PROBLEM TO SOLVE:
In the records below, tally every line containing "this". Report only the total.

— START ENTRIES SHOWN —

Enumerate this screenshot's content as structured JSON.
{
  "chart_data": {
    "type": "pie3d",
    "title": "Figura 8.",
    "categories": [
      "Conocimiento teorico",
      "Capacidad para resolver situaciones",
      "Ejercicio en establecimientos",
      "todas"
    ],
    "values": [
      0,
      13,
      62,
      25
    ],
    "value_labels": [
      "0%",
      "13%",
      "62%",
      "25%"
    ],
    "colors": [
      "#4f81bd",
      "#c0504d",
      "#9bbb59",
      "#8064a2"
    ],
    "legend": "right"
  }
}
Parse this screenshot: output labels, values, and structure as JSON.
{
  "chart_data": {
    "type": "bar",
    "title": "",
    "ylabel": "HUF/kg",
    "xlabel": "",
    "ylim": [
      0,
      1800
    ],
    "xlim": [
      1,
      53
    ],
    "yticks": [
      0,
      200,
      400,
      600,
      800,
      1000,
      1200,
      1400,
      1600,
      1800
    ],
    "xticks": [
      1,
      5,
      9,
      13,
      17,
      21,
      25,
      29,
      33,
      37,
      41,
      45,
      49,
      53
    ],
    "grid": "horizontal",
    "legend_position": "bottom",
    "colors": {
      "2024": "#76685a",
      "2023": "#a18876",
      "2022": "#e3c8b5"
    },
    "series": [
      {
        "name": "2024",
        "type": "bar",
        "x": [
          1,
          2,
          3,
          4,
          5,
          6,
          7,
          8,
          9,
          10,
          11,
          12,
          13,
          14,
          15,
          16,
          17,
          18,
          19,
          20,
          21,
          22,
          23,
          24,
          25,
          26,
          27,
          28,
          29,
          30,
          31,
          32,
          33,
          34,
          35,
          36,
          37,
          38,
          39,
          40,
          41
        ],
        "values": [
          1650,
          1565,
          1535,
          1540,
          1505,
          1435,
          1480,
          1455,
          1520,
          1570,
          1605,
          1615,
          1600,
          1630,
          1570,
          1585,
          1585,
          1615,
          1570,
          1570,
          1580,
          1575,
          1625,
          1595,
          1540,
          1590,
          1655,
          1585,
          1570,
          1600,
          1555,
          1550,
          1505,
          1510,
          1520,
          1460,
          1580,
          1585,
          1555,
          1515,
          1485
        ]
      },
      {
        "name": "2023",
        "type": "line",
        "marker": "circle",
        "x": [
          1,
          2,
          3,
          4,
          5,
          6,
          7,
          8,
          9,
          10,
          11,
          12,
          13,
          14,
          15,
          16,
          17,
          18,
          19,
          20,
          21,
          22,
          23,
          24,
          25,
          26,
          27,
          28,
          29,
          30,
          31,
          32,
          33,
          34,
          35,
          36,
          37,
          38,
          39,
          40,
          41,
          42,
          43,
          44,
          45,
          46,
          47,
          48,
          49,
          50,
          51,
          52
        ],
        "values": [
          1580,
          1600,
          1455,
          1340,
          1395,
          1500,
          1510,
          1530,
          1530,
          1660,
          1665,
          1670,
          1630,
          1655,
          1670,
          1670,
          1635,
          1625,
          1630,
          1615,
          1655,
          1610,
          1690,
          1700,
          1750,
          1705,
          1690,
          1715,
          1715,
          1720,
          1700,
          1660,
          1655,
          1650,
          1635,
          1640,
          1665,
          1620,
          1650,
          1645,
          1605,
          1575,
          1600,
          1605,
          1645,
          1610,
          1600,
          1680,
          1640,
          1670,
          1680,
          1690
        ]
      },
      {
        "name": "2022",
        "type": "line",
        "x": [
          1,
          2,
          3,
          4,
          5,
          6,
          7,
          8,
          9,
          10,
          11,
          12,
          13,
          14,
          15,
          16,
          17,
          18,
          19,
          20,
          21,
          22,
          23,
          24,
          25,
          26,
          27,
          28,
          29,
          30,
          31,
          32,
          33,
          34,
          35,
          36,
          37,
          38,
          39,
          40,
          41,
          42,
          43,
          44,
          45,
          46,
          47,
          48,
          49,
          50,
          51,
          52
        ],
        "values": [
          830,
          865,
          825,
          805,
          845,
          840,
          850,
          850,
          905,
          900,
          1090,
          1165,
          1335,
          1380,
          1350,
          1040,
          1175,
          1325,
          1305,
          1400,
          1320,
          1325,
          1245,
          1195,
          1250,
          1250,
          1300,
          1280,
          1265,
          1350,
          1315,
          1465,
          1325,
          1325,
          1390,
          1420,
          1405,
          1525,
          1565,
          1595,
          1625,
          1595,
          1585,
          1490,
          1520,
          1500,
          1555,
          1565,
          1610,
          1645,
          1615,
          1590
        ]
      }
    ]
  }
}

— END ENTRIES SHOWN —

CORRECT RESPONSE:
2